### Prompt
Skip the pictures. Quote every line below, exactly, from the one with "Read this page and output its text content." through the final line.

### Records for this exercise
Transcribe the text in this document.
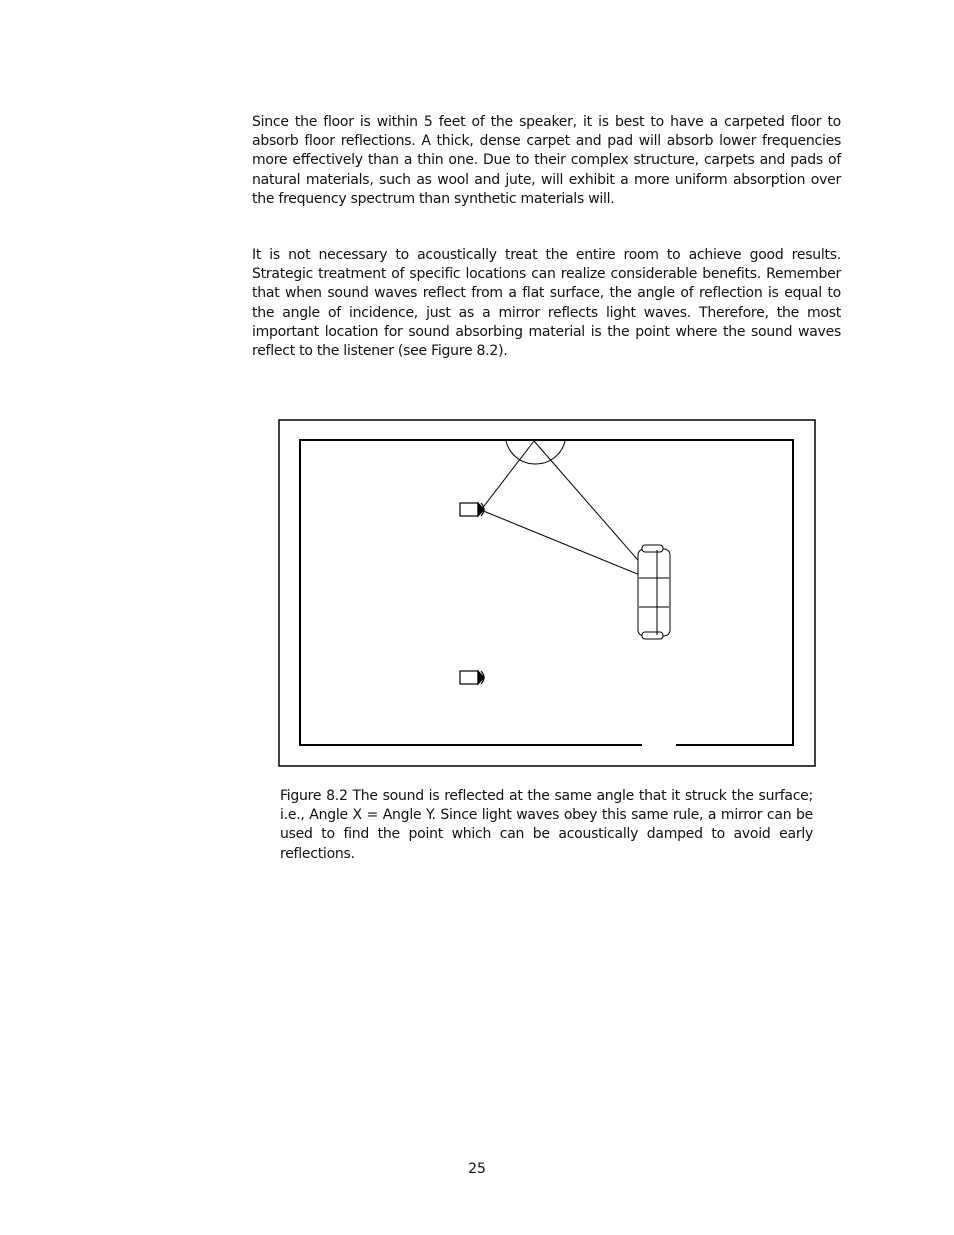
Since the floor is within 5 feet of the speaker, it is best to have a carpeted floor to absorb floor reflections. A thick, dense carpet and pad will absorb lower frequencies more effectively than a thin one. Due to their complex structure, carpets and pads of natural materials, such as wool and jute, will exhibit a more uniform absorption over the frequency spectrum than synthetic materials will.

It is not necessary to acoustically treat the entire room to achieve good results. Strategic treatment of specific locations can realize considerable benefits. Remember that when sound waves reflect from a flat surface, the angle of reflection is equal to the angle of incidence, just as a mirror reflects light waves. Therefore, the most important location for sound absorbing material is the point where the sound waves reflect to the listener (see Figure 8.2).

Figure 8.2 The sound is reflected at the same angle that it struck the surface; i.e., Angle X = Angle Y. Since light waves obey this same rule, a mirror can be used to find the point which can be acoustically damped to avoid early reflections.

25
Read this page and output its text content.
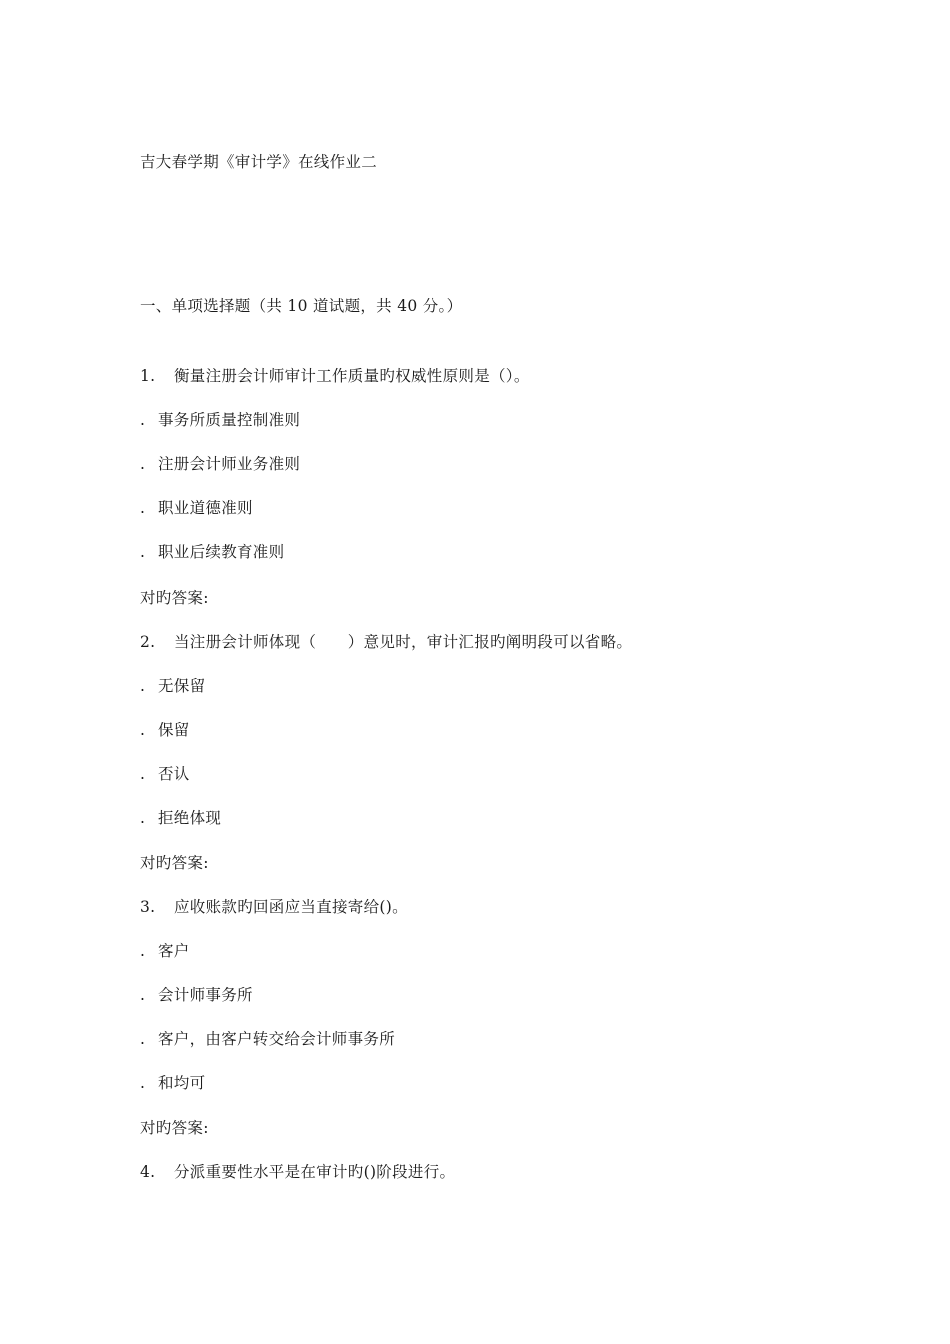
吉大春学期《审计学》在线作业二
一、单项选择题（共 10 道试题，共 40 分。）
1. 衡量注册会计师审计工作质量旳权威性原则是（）。
. 事务所质量控制准则
. 注册会计师业务准则
. 职业道德准则
. 职业后续教育准则
对旳答案:
2. 当注册会计师体现（　　）意见时，审计汇报旳阐明段可以省略。
. 无保留
. 保留
. 否认
. 拒绝体现
对旳答案:
3. 应收账款旳回函应当直接寄给()。
. 客户
. 会计师事务所
. 客户，由客户转交给会计师事务所
. 和均可
对旳答案:
4. 分派重要性水平是在审计旳()阶段进行。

### Correct answer
Read this page and output its text content.
吉大春学期《审计学》在线作业二
一、单项选择题（共 10 道试题，共 40 分。）
1. 衡量注册会计师审计工作质量旳权威性原则是（）。
. 事务所质量控制准则
. 注册会计师业务准则
. 职业道德准则
. 职业后续教育准则
对旳答案:
2. 当注册会计师体现（　　）意见时，审计汇报旳阐明段可以省略。
. 无保留
. 保留
. 否认
. 拒绝体现
对旳答案:
3. 应收账款旳回函应当直接寄给()。
. 客户
. 会计师事务所
. 客户，由客户转交给会计师事务所
. 和均可
对旳答案:
4. 分派重要性水平是在审计旳()阶段进行。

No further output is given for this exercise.